··· Recorded information

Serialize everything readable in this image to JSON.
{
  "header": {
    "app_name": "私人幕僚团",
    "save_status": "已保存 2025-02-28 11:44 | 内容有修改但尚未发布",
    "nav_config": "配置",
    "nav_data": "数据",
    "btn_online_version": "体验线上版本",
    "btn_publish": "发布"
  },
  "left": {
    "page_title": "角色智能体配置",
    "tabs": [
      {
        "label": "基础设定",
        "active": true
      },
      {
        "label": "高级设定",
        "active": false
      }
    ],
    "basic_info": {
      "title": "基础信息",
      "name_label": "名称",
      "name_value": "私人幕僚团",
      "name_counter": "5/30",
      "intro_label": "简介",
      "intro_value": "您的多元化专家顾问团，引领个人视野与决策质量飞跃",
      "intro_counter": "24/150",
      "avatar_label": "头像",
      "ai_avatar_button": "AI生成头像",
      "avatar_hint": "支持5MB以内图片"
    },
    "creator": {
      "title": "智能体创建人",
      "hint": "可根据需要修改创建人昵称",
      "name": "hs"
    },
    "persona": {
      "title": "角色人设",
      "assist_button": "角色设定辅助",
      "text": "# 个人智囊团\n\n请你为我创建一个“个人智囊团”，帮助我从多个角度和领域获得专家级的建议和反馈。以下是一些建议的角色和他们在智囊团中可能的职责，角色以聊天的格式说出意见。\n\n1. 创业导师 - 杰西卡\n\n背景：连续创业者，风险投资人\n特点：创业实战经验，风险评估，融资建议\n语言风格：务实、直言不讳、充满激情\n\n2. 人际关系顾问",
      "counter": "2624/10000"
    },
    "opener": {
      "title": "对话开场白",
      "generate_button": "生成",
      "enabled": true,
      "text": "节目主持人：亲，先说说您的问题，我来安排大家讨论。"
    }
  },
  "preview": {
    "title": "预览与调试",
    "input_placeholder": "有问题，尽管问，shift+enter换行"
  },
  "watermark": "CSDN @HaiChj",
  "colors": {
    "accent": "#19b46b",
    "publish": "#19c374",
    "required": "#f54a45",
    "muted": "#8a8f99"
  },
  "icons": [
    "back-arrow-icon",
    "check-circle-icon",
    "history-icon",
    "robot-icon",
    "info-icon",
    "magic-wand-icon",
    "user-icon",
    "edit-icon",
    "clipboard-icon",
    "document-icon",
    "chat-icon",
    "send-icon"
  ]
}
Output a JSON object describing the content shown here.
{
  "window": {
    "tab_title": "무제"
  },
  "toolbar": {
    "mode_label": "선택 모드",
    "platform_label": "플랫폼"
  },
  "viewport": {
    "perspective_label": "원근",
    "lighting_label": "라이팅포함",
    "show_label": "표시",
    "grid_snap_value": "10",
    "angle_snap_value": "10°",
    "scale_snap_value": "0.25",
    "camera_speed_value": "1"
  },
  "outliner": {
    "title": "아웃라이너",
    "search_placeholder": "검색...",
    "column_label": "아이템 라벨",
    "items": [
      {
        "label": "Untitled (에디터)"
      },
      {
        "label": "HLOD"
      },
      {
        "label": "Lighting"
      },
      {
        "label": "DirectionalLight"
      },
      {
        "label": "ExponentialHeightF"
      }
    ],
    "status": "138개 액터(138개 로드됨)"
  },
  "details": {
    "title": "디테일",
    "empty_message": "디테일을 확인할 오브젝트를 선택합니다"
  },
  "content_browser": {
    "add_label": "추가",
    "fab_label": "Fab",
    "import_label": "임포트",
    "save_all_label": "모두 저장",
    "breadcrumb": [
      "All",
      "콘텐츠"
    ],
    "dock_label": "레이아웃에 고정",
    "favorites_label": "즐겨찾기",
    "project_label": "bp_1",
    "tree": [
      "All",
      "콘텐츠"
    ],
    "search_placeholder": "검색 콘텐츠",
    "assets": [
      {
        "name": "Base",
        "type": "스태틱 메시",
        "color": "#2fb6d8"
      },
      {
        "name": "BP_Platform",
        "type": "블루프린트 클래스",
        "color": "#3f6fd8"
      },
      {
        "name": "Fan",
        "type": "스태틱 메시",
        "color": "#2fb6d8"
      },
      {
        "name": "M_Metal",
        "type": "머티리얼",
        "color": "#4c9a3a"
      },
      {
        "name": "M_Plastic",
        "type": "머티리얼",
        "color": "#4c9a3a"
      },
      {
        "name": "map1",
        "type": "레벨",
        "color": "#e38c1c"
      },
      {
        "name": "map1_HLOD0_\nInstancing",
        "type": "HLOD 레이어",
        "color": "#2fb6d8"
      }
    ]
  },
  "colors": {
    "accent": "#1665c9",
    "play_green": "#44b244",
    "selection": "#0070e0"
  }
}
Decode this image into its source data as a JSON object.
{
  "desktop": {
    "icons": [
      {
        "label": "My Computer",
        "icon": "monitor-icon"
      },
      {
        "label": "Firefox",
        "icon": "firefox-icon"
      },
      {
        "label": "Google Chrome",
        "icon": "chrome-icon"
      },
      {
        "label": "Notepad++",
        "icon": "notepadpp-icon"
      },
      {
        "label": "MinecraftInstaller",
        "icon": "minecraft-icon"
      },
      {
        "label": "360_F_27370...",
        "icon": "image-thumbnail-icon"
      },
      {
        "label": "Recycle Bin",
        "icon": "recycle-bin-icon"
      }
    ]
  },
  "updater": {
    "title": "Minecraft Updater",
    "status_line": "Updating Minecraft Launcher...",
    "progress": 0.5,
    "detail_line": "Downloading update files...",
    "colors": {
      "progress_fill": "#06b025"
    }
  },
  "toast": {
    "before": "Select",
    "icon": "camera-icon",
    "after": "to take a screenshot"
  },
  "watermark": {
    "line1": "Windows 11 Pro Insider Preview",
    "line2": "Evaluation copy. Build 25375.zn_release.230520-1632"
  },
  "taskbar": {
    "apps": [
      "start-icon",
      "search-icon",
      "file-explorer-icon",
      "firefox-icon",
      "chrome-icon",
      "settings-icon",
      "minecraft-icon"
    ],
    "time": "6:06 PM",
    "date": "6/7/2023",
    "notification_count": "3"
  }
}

······

## Aim
Copy, from the material above, each line in which the string "object" occurs.

## Complete answer
Output a JSON object describing the content shown here.
Decode this image into its source data as a JSON object.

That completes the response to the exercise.